======== Material provided ========

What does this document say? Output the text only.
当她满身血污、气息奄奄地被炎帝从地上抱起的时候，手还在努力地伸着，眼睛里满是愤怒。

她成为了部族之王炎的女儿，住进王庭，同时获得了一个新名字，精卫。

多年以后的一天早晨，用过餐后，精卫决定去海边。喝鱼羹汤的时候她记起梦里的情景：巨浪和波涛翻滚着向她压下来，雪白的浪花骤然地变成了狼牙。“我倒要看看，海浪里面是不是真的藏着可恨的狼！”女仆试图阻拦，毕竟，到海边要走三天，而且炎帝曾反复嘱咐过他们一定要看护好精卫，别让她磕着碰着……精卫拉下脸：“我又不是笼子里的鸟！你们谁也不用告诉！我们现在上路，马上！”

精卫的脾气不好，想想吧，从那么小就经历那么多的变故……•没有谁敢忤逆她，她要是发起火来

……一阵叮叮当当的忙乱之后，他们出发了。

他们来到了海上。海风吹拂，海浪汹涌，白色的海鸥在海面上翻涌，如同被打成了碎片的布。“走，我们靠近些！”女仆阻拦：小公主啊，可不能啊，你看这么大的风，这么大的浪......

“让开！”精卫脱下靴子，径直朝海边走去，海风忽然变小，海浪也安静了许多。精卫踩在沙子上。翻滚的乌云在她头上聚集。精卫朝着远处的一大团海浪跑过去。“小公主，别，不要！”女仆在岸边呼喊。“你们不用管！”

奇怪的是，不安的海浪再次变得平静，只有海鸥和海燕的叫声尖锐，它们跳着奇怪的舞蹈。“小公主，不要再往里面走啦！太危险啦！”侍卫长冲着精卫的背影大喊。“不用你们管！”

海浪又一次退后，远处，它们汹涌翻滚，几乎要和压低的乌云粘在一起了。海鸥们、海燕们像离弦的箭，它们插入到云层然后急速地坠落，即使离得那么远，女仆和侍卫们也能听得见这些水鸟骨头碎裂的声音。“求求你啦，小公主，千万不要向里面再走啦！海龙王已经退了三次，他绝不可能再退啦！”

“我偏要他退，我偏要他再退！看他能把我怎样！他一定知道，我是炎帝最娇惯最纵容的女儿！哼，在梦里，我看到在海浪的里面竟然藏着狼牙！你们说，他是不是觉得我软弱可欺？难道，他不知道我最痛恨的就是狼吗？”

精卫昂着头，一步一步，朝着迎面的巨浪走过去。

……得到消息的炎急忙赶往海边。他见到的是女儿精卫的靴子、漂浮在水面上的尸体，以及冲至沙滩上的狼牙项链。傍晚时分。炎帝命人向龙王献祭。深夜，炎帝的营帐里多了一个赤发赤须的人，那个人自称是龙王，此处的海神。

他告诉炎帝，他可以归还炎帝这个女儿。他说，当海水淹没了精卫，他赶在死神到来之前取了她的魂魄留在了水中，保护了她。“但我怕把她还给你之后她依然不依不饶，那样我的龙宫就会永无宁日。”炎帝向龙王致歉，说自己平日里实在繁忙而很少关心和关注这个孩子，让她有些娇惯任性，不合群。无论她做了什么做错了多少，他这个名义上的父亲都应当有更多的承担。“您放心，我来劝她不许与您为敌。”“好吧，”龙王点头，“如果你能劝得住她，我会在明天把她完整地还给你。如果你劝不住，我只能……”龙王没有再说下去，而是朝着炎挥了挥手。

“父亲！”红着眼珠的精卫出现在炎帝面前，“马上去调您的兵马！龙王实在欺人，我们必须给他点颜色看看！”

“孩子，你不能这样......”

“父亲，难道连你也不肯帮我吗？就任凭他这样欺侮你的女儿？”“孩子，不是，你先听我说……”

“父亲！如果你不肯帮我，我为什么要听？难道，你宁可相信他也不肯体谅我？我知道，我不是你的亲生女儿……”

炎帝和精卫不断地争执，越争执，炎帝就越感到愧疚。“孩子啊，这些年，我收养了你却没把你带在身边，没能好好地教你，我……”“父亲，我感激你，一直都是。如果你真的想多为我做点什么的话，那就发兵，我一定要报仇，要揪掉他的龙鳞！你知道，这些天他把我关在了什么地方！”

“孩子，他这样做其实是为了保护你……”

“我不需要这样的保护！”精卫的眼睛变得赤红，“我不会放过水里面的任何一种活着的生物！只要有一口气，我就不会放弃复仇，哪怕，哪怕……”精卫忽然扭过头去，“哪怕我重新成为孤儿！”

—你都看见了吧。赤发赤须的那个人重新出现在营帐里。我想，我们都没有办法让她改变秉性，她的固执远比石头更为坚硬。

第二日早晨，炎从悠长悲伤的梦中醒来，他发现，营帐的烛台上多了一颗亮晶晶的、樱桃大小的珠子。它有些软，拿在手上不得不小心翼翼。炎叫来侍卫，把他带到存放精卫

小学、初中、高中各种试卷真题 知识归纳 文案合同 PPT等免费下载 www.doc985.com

========

| Short task |
Reproduce each entry exactly, leaving out nothing.

| Exercise result |
What does this document say? Output the text only.
当她满身血污、气息奄奄地被炎帝从地上抱起的时候，手还在努力地伸着，眼睛里满是愤怒。

她成为了部族之王炎的女儿，住进王庭，同时获得了一个新名字，精卫。

多年以后的一天早晨，用过餐后，精卫决定去海边。喝鱼羹汤的时候她记起梦里的情景：巨浪和波涛翻滚着向她压下来，雪白的浪花骤然地变成了狼牙。“我倒要看看，海浪里面是不是真的藏着可恨的狼！”女仆试图阻拦，毕竟，到海边要走三天，而且炎帝曾反复嘱咐过他们一定要看护好精卫，别让她磕着碰着……精卫拉下脸：“我又不是笼子里的鸟！你们谁也不用告诉！我们现在上路，马上！”

精卫的脾气不好，想想吧，从那么小就经历那么多的变故……•没有谁敢忤逆她，她要是发起火来

……一阵叮叮当当的忙乱之后，他们出发了。

他们来到了海上。海风吹拂，海浪汹涌，白色的海鸥在海面上翻涌，如同被打成了碎片的布。“走，我们靠近些！”女仆阻拦：小公主啊，可不能啊，你看这么大的风，这么大的浪......

“让开！”精卫脱下靴子，径直朝海边走去，海风忽然变小，海浪也安静了许多。精卫踩在沙子上。翻滚的乌云在她头上聚集。精卫朝着远处的一大团海浪跑过去。“小公主，别，不要！”女仆在岸边呼喊。“你们不用管！”

奇怪的是，不安的海浪再次变得平静，只有海鸥和海燕的叫声尖锐，它们跳着奇怪的舞蹈。“小公主，不要再往里面走啦！太危险啦！”侍卫长冲着精卫的背影大喊。“不用你们管！”

海浪又一次退后，远处，它们汹涌翻滚，几乎要和压低的乌云粘在一起了。海鸥们、海燕们像离弦的箭，它们插入到云层然后急速地坠落，即使离得那么远，女仆和侍卫们也能听得见这些水鸟骨头碎裂的声音。“求求你啦，小公主，千万不要向里面再走啦！海龙王已经退了三次，他绝不可能再退啦！”

“我偏要他退，我偏要他再退！看他能把我怎样！他一定知道，我是炎帝最娇惯最纵容的女儿！哼，在梦里，我看到在海浪的里面竟然藏着狼牙！你们说，他是不是觉得我软弱可欺？难道，他不知道我最痛恨的就是狼吗？”

精卫昂着头，一步一步，朝着迎面的巨浪走过去。

……得到消息的炎急忙赶往海边。他见到的是女儿精卫的靴子、漂浮在水面上的尸体，以及冲至沙滩上的狼牙项链。傍晚时分。炎帝命人向龙王献祭。深夜，炎帝的营帐里多了一个赤发赤须的人，那个人自称是龙王，此处的海神。

他告诉炎帝，他可以归还炎帝这个女儿。他说，当海水淹没了精卫，他赶在死神到来之前取了她的魂魄留在了水中，保护了她。“但我怕把她还给你之后她依然不依不饶，那样我的龙宫就会永无宁日。”炎帝向龙王致歉，说自己平日里实在繁忙而很少关心和关注这个孩子，让她有些娇惯任性，不合群。无论她做了什么做错了多少，他这个名义上的父亲都应当有更多的承担。“您放心，我来劝她不许与您为敌。”“好吧，”龙王点头，“如果你能劝得住她，我会在明天把她完整地还给你。如果你劝不住，我只能……”龙王没有再说下去，而是朝着炎挥了挥手。

“父亲！”红着眼珠的精卫出现在炎帝面前，“马上去调您的兵马！龙王实在欺人，我们必须给他点颜色看看！”

“孩子，你不能这样......”

“父亲，难道连你也不肯帮我吗？就任凭他这样欺侮你的女儿？”“孩子，不是，你先听我说……”

“父亲！如果你不肯帮我，我为什么要听？难道，你宁可相信他也不肯体谅我？我知道，我不是你的亲生女儿……”

炎帝和精卫不断地争执，越争执，炎帝就越感到愧疚。“孩子啊，这些年，我收养了你却没把你带在身边，没能好好地教你，我……”“父亲，我感激你，一直都是。如果你真的想多为我做点什么的话，那就发兵，我一定要报仇，要揪掉他的龙鳞！你知道，这些天他把我关在了什么地方！”

“孩子，他这样做其实是为了保护你……”

“我不需要这样的保护！”精卫的眼睛变得赤红，“我不会放过水里面的任何一种活着的生物！只要有一口气，我就不会放弃复仇，哪怕，哪怕……”精卫忽然扭过头去，“哪怕我重新成为孤儿！”

—你都看见了吧。赤发赤须的那个人重新出现在营帐里。我想，我们都没有办法让她改变秉性，她的固执远比石头更为坚硬。

第二日早晨，炎从悠长悲伤的梦中醒来，他发现，营帐的烛台上多了一颗亮晶晶的、樱桃大小的珠子。它有些软，拿在手上不得不小心翼翼。炎叫来侍卫，把他带到存放精卫

小学、初中、高中各种试卷真题 知识归纳 文案合同 PPT等免费下载 www.doc985.com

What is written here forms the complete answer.